Dataset excerpts

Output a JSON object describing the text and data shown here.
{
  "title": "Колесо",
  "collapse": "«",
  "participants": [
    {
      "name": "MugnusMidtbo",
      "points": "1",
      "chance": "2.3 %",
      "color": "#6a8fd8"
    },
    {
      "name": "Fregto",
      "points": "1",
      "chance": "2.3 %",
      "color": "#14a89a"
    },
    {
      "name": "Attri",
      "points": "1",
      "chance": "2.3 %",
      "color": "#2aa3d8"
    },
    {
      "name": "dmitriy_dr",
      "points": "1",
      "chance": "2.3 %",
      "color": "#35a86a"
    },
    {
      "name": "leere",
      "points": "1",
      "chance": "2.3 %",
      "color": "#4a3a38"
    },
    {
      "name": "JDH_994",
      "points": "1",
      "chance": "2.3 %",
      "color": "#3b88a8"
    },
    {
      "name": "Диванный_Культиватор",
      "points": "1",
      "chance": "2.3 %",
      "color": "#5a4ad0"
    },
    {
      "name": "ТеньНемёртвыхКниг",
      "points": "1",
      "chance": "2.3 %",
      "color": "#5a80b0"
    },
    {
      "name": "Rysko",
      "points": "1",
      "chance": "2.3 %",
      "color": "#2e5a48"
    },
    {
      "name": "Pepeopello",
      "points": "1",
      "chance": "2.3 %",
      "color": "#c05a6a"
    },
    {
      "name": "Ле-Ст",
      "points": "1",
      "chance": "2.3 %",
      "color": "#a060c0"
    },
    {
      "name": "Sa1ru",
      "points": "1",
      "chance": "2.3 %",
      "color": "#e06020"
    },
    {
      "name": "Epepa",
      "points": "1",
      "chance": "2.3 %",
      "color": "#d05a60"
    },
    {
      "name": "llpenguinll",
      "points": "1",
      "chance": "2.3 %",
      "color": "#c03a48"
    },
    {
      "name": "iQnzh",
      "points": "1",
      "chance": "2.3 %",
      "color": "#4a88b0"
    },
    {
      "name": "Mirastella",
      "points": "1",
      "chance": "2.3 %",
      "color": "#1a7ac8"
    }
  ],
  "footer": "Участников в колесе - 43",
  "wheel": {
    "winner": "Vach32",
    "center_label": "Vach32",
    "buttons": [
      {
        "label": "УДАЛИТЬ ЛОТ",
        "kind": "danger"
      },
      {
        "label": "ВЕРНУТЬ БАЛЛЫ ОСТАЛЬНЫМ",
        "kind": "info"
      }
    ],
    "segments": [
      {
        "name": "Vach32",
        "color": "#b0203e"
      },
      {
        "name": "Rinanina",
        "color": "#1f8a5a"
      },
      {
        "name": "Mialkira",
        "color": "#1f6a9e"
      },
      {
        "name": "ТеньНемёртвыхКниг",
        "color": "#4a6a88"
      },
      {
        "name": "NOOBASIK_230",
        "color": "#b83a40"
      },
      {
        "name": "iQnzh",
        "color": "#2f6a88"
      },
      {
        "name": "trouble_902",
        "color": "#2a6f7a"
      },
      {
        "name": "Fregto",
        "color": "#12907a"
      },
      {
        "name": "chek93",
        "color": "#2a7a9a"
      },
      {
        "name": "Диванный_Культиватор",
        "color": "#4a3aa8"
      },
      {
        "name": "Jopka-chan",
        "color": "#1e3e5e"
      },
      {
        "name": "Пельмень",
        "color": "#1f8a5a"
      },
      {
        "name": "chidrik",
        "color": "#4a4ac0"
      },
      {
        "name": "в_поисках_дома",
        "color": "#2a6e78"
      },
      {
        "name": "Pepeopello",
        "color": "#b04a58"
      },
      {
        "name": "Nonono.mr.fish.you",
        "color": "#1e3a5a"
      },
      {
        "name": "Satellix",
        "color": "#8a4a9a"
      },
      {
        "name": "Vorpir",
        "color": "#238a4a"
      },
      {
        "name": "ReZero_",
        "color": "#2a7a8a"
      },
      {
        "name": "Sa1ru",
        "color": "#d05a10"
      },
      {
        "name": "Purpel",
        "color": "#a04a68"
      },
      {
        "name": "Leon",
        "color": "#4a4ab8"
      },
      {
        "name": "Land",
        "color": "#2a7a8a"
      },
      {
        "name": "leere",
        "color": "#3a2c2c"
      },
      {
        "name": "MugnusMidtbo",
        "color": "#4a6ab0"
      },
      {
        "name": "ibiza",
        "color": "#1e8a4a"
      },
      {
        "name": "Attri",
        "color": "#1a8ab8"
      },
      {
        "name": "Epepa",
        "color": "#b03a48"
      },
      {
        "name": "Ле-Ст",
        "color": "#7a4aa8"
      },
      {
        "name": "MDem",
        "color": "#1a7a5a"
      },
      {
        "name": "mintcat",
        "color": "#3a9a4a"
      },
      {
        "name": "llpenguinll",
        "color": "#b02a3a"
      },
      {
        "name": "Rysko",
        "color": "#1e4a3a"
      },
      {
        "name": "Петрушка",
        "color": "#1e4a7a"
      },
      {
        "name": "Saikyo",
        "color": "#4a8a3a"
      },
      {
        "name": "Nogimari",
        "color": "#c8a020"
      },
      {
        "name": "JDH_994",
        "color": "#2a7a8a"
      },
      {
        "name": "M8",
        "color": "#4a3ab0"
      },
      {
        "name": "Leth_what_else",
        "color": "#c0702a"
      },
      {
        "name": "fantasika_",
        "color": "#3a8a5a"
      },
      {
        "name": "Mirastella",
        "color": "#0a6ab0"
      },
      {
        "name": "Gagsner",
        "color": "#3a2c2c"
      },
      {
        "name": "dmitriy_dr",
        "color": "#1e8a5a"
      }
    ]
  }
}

Objective = Return the listing above in its exact form.

Solution to this exercise =
Output a JSON object describing the text and data shown here.
{
  "title": "Колесо",
  "collapse": "«",
  "participants": [
    {
      "name": "MugnusMidtbo",
      "points": "1",
      "chance": "2.3 %",
      "color": "#6a8fd8"
    },
    {
      "name": "Fregto",
      "points": "1",
      "chance": "2.3 %",
      "color": "#14a89a"
    },
    {
      "name": "Attri",
      "points": "1",
      "chance": "2.3 %",
      "color": "#2aa3d8"
    },
    {
      "name": "dmitriy_dr",
      "points": "1",
      "chance": "2.3 %",
      "color": "#35a86a"
    },
    {
      "name": "leere",
      "points": "1",
      "chance": "2.3 %",
      "color": "#4a3a38"
    },
    {
      "name": "JDH_994",
      "points": "1",
      "chance": "2.3 %",
      "color": "#3b88a8"
    },
    {
      "name": "Диванный_Культиватор",
      "points": "1",
      "chance": "2.3 %",
      "color": "#5a4ad0"
    },
    {
      "name": "ТеньНемёртвыхКниг",
      "points": "1",
      "chance": "2.3 %",
      "color": "#5a80b0"
    },
    {
      "name": "Rysko",
      "points": "1",
      "chance": "2.3 %",
      "color": "#2e5a48"
    },
    {
      "name": "Pepeopello",
      "points": "1",
      "chance": "2.3 %",
      "color": "#c05a6a"
    },
    {
      "name": "Ле-Ст",
      "points": "1",
      "chance": "2.3 %",
      "color": "#a060c0"
    },
    {
      "name": "Sa1ru",
      "points": "1",
      "chance": "2.3 %",
      "color": "#e06020"
    },
    {
      "name": "Epepa",
      "points": "1",
      "chance": "2.3 %",
      "color": "#d05a60"
    },
    {
      "name": "llpenguinll",
      "points": "1",
      "chance": "2.3 %",
      "color": "#c03a48"
    },
    {
      "name": "iQnzh",
      "points": "1",
      "chance": "2.3 %",
      "color": "#4a88b0"
    },
    {
      "name": "Mirastella",
      "points": "1",
      "chance": "2.3 %",
      "color": "#1a7ac8"
    }
  ],
  "footer": "Участников в колесе - 43",
  "wheel": {
    "winner": "Vach32",
    "center_label": "Vach32",
    "buttons": [
      {
        "label": "УДАЛИТЬ ЛОТ",
        "kind": "danger"
      },
      {
        "label": "ВЕРНУТЬ БАЛЛЫ ОСТАЛЬНЫМ",
        "kind": "info"
      }
    ],
    "segments": [
      {
        "name": "Vach32",
        "color": "#b0203e"
      },
      {
        "name": "Rinanina",
        "color": "#1f8a5a"
      },
      {
        "name": "Mialkira",
        "color": "#1f6a9e"
      },
      {
        "name": "ТеньНемёртвыхКниг",
        "color": "#4a6a88"
      },
      {
        "name": "NOOBASIK_230",
        "color": "#b83a40"
      },
      {
        "name": "iQnzh",
        "color": "#2f6a88"
      },
      {
        "name": "trouble_902",
        "color": "#2a6f7a"
      },
      {
        "name": "Fregto",
        "color": "#12907a"
      },
      {
        "name": "chek93",
        "color": "#2a7a9a"
      },
      {
        "name": "Диванный_Культиватор",
        "color": "#4a3aa8"
      },
      {
        "name": "Jopka-chan",
        "color": "#1e3e5e"
      },
      {
        "name": "Пельмень",
        "color": "#1f8a5a"
      },
      {
        "name": "chidrik",
        "color": "#4a4ac0"
      },
      {
        "name": "в_поисках_дома",
        "color": "#2a6e78"
      },
      {
        "name": "Pepeopello",
        "color": "#b04a58"
      },
      {
        "name": "Nonono.mr.fish.you",
        "color": "#1e3a5a"
      },
      {
        "name": "Satellix",
        "color": "#8a4a9a"
      },
      {
        "name": "Vorpir",
        "color": "#238a4a"
      },
      {
        "name": "ReZero_",
        "color": "#2a7a8a"
      },
      {
        "name": "Sa1ru",
        "color": "#d05a10"
      },
      {
        "name": "Purpel",
        "color": "#a04a68"
      },
      {
        "name": "Leon",
        "color": "#4a4ab8"
      },
      {
        "name": "Land",
        "color": "#2a7a8a"
      },
      {
        "name": "leere",
        "color": "#3a2c2c"
      },
      {
        "name": "MugnusMidtbo",
        "color": "#4a6ab0"
      },
      {
        "name": "ibiza",
        "color": "#1e8a4a"
      },
      {
        "name": "Attri",
        "color": "#1a8ab8"
      },
      {
        "name": "Epepa",
        "color": "#b03a48"
      },
      {
        "name": "Ле-Ст",
        "color": "#7a4aa8"
      },
      {
        "name": "MDem",
        "color": "#1a7a5a"
      },
      {
        "name": "mintcat",
        "color": "#3a9a4a"
      },
      {
        "name": "llpenguinll",
        "color": "#b02a3a"
      },
      {
        "name": "Rysko",
        "color": "#1e4a3a"
      },
      {
        "name": "Петрушка",
        "color": "#1e4a7a"
      },
      {
        "name": "Saikyo",
        "color": "#4a8a3a"
      },
      {
        "name": "Nogimari",
        "color": "#c8a020"
      },
      {
        "name": "JDH_994",
        "color": "#2a7a8a"
      },
      {
        "name": "M8",
        "color": "#4a3ab0"
      },
      {
        "name": "Leth_what_else",
        "color": "#c0702a"
      },
      {
        "name": "fantasika_",
        "color": "#3a8a5a"
      },
      {
        "name": "Mirastella",
        "color": "#0a6ab0"
      },
      {
        "name": "Gagsner",
        "color": "#3a2c2c"
      },
      {
        "name": "dmitriy_dr",
        "color": "#1e8a5a"
      }
    ]
  }
}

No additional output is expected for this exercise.